- [Written instruction] Search the data for the word "秘密鍵情報をZabbixサーバに登録する" and copy every line that contains it.

--- begin Task inputs ---

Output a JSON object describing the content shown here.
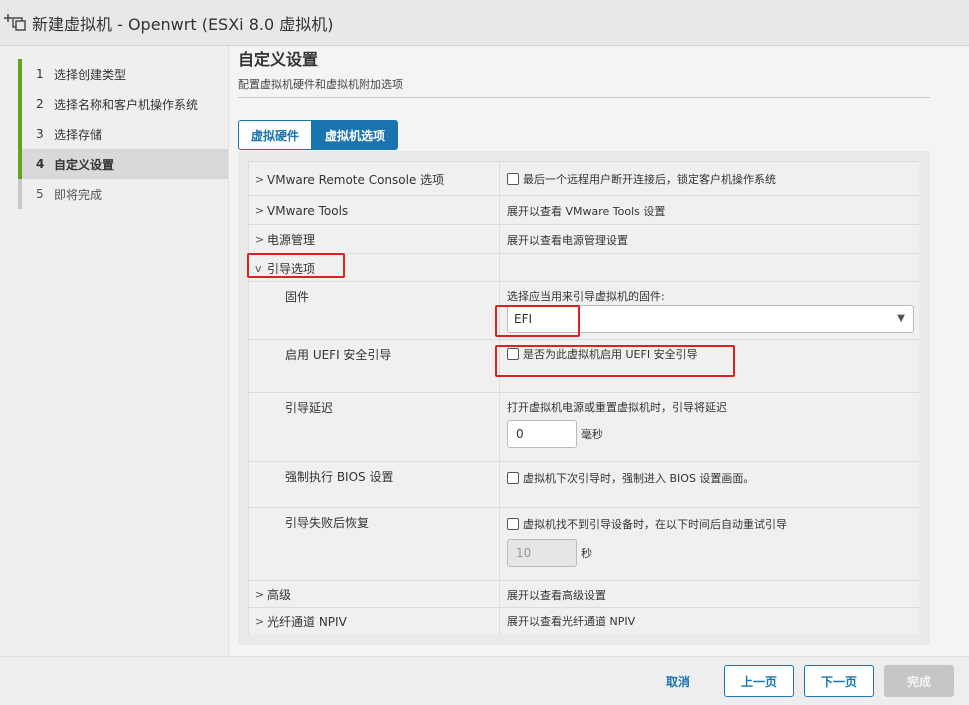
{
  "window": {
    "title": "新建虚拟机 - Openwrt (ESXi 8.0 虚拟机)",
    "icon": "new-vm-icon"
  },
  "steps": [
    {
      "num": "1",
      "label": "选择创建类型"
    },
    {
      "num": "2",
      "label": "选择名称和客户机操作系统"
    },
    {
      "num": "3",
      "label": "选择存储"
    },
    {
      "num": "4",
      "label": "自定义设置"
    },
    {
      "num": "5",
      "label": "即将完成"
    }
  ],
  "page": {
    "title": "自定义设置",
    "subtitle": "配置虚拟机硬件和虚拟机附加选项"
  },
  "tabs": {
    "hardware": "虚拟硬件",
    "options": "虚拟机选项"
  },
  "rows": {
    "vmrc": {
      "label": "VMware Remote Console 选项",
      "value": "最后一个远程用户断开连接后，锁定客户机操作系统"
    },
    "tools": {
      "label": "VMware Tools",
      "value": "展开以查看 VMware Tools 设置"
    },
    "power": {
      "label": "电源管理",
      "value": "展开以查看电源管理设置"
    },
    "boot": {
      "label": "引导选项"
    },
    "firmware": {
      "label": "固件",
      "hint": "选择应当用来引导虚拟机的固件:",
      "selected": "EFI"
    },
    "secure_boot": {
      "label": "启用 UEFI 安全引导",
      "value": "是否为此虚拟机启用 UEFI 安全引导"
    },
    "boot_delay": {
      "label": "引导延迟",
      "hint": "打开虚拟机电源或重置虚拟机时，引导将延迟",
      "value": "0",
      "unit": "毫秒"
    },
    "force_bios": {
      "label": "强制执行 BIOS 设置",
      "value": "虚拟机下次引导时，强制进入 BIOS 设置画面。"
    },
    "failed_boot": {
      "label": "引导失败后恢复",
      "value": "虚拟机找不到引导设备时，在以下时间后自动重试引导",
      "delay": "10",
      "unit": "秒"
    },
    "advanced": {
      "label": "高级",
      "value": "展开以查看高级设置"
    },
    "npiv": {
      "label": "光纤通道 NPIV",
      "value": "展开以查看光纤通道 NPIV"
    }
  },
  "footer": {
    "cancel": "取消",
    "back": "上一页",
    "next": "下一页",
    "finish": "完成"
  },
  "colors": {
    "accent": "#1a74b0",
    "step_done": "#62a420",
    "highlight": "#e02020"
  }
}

--- end Task inputs ---
--- begin Task inputs ---

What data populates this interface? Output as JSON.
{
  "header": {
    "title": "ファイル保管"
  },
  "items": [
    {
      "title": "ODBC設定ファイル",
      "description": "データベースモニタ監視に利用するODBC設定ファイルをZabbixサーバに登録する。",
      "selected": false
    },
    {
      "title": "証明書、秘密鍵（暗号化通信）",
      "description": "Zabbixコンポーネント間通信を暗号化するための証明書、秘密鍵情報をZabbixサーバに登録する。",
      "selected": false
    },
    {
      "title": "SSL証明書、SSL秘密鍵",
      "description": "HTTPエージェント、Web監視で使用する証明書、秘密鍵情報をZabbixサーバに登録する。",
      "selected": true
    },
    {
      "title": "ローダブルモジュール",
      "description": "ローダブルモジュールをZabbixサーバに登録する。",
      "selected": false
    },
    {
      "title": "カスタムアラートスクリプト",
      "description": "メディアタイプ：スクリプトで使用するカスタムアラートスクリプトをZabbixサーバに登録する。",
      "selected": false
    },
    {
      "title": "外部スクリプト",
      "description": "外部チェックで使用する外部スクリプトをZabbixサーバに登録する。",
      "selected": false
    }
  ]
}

--- end Task inputs ---
--- begin Task inputs ---

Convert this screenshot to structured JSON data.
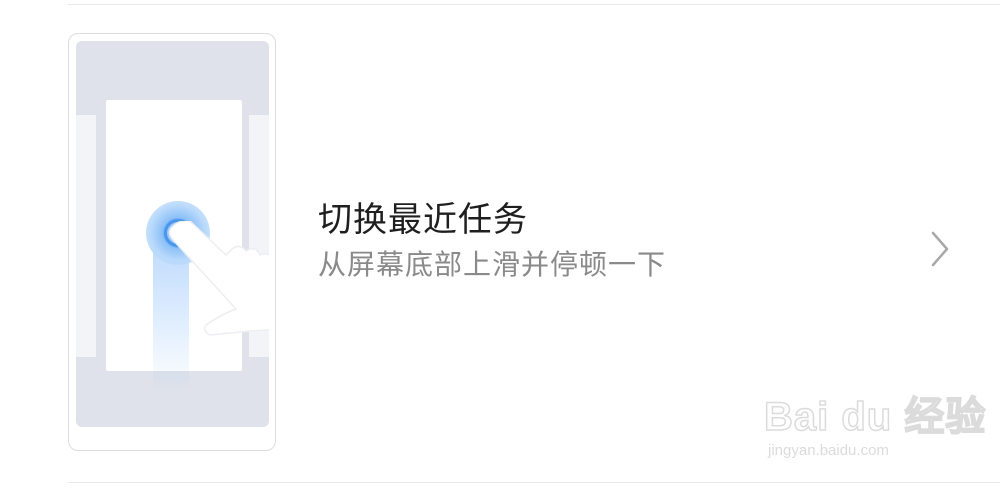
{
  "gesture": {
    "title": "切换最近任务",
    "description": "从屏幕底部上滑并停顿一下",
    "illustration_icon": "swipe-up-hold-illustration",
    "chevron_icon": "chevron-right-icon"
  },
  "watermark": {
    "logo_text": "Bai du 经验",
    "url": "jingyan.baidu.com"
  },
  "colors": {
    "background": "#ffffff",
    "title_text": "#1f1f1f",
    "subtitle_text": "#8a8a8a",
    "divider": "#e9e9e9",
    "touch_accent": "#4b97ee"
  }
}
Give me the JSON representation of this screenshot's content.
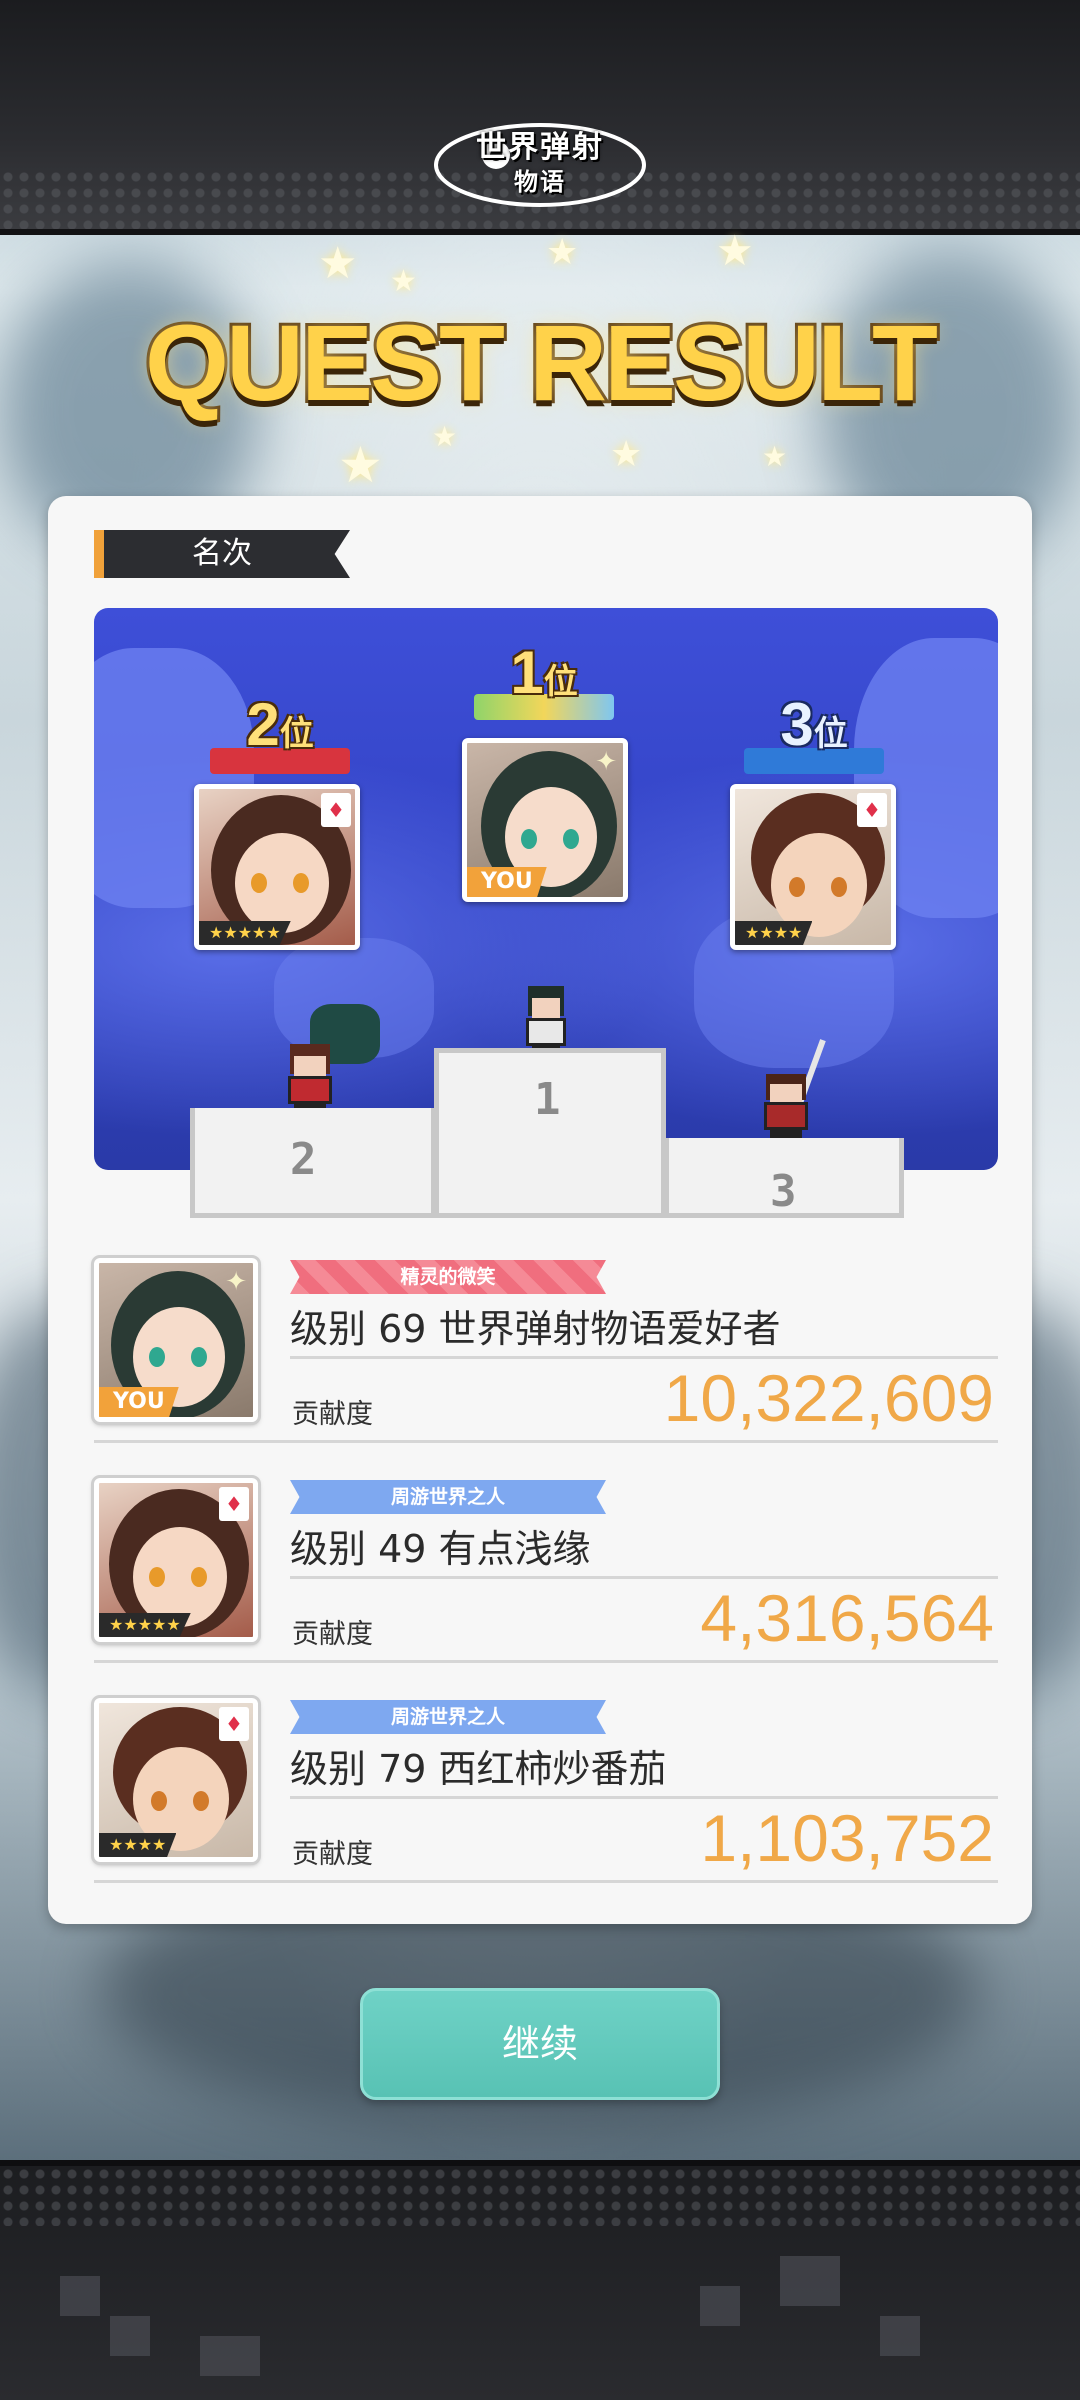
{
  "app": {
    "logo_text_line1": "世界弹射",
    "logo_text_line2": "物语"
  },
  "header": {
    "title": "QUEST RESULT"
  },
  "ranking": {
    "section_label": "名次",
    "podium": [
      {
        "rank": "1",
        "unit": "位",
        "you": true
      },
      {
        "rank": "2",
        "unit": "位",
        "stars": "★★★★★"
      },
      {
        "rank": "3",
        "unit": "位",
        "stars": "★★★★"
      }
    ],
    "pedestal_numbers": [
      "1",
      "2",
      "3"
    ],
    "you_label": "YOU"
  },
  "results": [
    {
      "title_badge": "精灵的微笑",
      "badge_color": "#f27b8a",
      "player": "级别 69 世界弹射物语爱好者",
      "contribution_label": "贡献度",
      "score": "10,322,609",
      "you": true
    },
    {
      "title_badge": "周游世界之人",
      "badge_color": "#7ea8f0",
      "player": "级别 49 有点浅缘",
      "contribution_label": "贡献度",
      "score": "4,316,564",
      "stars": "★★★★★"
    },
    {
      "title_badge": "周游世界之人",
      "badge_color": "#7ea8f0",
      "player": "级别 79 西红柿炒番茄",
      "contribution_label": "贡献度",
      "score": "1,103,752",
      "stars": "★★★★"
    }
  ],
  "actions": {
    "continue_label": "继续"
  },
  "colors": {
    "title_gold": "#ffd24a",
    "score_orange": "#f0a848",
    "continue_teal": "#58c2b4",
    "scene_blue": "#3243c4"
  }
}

--- end Task inputs ---

- [Written response]
      "description": "Zabbixコンポーネント間通信を暗号化するための証明書、秘密鍵情報をZabbixサーバに登録する。",
      "description": "HTTPエージェント、Web監視で使用する証明書、秘密鍵情報をZabbixサーバに登録する。",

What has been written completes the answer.